## [What you should do]
Gather all lines containing the string "Світлана" and copy them out.

───── Provided information

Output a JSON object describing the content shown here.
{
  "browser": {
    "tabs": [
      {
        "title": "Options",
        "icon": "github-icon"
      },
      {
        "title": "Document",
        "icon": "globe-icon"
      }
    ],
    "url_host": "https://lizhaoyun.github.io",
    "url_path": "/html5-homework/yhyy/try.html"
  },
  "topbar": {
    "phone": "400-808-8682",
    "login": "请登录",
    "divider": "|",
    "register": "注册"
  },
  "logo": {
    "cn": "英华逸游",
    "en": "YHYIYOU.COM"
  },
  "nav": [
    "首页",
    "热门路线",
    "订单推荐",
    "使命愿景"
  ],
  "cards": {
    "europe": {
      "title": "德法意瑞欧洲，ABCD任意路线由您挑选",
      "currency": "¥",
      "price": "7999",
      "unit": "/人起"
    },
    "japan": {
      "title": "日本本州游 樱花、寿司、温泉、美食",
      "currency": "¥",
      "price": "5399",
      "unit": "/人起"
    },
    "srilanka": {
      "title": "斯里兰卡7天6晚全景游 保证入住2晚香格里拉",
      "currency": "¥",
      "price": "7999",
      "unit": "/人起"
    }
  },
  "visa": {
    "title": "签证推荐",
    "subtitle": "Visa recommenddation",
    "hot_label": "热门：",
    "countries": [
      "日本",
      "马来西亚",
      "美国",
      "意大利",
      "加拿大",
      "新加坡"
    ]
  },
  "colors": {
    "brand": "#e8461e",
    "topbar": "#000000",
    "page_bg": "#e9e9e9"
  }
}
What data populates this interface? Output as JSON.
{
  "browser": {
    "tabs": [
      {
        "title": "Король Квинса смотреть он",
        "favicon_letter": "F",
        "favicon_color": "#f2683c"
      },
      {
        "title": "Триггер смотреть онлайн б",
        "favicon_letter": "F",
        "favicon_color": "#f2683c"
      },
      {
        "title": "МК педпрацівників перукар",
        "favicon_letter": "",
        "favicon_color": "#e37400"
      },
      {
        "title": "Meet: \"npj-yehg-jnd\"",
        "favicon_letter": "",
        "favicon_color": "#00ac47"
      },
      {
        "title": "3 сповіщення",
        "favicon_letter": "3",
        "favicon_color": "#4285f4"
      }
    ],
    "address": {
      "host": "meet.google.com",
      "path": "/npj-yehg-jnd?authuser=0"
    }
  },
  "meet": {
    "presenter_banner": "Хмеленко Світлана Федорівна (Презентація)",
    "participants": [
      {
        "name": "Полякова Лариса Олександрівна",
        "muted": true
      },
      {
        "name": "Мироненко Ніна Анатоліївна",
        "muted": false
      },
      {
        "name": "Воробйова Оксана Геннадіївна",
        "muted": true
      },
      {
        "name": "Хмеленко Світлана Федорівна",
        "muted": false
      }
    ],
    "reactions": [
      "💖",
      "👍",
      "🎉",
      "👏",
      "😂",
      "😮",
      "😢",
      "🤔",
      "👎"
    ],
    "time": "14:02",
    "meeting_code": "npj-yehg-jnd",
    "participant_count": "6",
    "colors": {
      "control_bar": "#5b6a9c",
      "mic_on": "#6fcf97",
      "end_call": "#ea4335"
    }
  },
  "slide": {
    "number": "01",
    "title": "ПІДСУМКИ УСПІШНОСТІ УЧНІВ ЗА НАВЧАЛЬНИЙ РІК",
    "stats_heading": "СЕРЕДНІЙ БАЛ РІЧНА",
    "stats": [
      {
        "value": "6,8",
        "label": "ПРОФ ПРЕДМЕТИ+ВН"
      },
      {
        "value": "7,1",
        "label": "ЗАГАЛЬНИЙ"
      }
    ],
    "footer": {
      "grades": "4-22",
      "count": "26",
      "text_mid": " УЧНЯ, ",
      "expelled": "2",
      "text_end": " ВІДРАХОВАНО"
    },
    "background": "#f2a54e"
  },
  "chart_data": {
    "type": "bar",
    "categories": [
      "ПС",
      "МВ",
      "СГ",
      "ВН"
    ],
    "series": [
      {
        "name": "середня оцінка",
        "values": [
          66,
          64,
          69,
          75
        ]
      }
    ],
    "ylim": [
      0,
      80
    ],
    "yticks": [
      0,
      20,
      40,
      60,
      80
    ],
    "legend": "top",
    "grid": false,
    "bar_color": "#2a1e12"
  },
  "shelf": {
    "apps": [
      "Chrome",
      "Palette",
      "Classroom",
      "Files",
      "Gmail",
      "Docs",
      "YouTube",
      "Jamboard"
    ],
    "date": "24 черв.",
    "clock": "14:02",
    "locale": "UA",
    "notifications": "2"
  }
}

──────────

## [Final result]
    "presenter_banner": "Хмеленко Світлана Федорівна (Презентація)",
        "name": "Хмеленко Світлана Федорівна",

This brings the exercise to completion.